Your goal: Each line containing the word "juge" needs to be copied.

Data supplied:

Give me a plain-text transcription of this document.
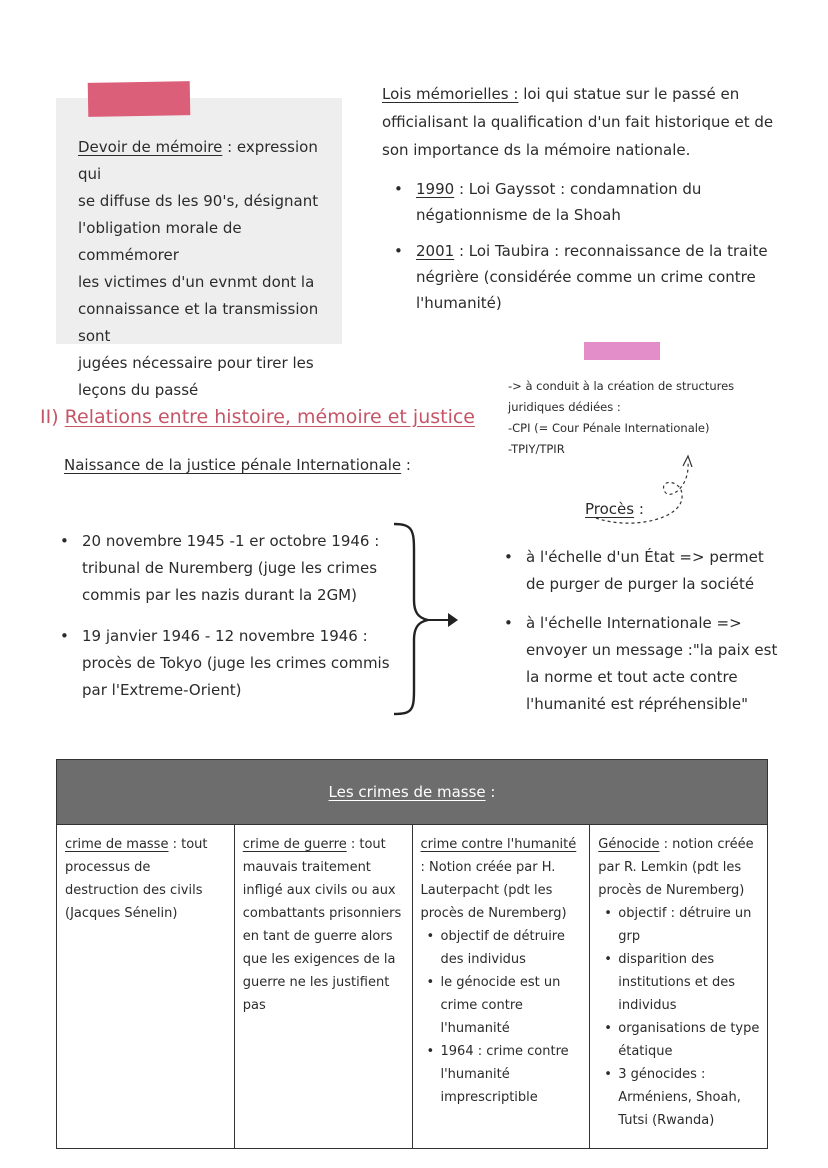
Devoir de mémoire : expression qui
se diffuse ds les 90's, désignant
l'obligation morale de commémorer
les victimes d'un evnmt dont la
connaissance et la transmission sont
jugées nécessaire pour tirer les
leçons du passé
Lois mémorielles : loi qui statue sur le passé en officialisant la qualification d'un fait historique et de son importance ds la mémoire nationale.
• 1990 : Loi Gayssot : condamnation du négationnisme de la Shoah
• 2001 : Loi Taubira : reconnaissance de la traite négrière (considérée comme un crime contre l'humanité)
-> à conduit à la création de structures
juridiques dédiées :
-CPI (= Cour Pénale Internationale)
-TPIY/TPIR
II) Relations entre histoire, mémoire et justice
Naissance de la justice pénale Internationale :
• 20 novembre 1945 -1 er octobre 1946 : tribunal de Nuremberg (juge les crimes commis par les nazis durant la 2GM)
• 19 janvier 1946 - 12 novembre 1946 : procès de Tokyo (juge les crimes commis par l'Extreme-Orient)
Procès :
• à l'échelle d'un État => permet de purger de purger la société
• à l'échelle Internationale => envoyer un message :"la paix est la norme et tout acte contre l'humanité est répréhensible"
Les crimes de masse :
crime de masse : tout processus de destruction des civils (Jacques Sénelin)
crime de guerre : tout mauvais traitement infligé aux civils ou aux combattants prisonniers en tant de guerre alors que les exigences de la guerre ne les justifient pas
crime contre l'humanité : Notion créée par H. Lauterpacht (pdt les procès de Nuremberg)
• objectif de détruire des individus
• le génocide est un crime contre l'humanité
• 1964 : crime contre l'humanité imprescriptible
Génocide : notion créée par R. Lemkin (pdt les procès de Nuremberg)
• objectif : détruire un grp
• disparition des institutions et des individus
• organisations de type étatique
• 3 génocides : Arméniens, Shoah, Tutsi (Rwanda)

...

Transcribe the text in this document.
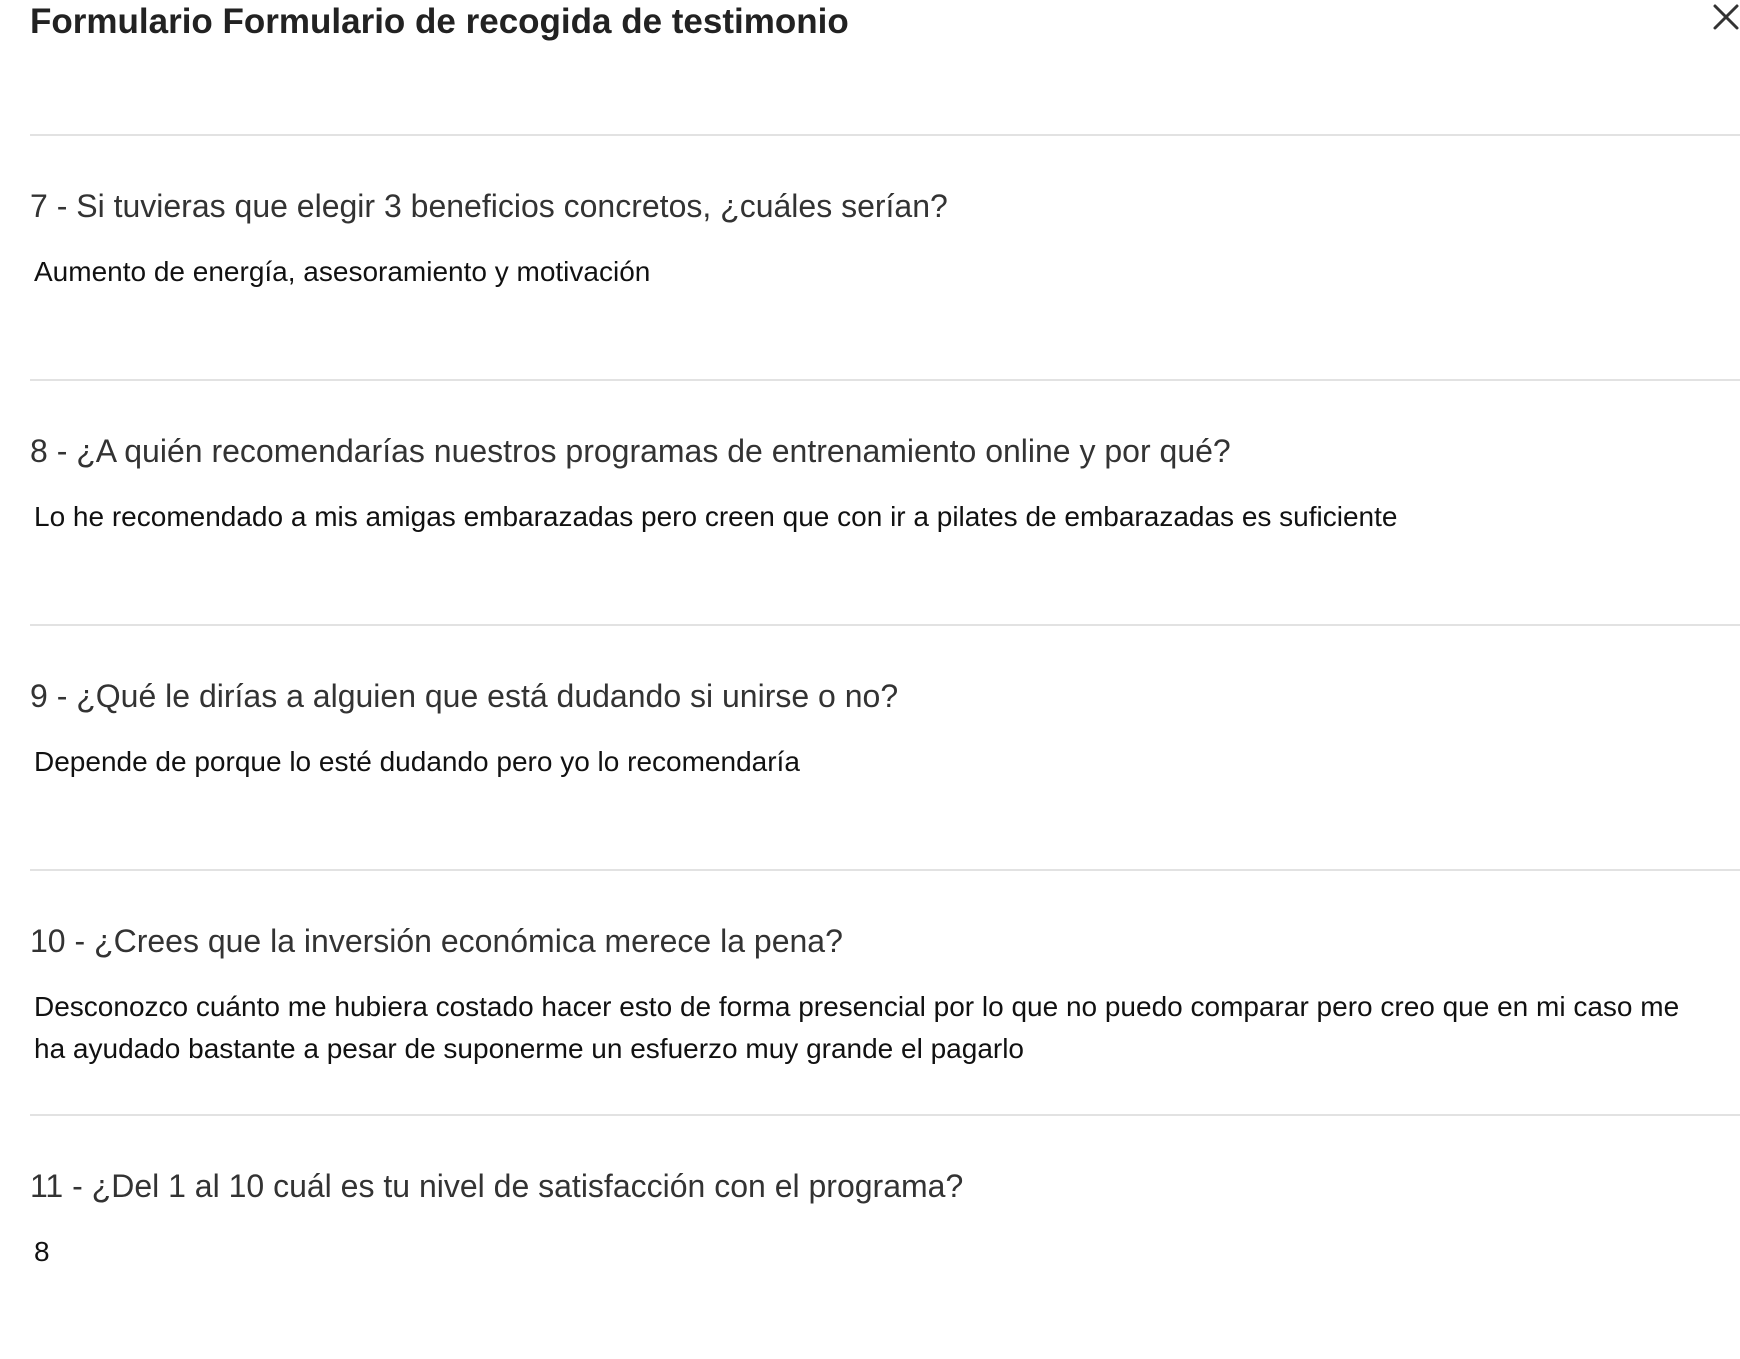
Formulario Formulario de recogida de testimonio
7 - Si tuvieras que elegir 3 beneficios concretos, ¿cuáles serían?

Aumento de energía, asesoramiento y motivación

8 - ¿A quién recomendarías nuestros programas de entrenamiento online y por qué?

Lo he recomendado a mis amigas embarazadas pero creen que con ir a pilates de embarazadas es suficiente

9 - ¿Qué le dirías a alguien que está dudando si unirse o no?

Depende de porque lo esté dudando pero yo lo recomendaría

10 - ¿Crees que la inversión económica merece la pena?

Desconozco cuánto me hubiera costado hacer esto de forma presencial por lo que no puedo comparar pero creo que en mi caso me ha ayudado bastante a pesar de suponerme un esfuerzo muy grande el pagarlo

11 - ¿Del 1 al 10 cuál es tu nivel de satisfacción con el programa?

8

Answer to the exercise:
• 20 novembre 1945 -1 er octobre 1946 : tribunal de Nuremberg (juge les crimes commis par les nazis durant la 2GM)
• 19 janvier 1946 - 12 novembre 1946 : procès de Tokyo (juge les crimes commis par l'Extreme-Orient)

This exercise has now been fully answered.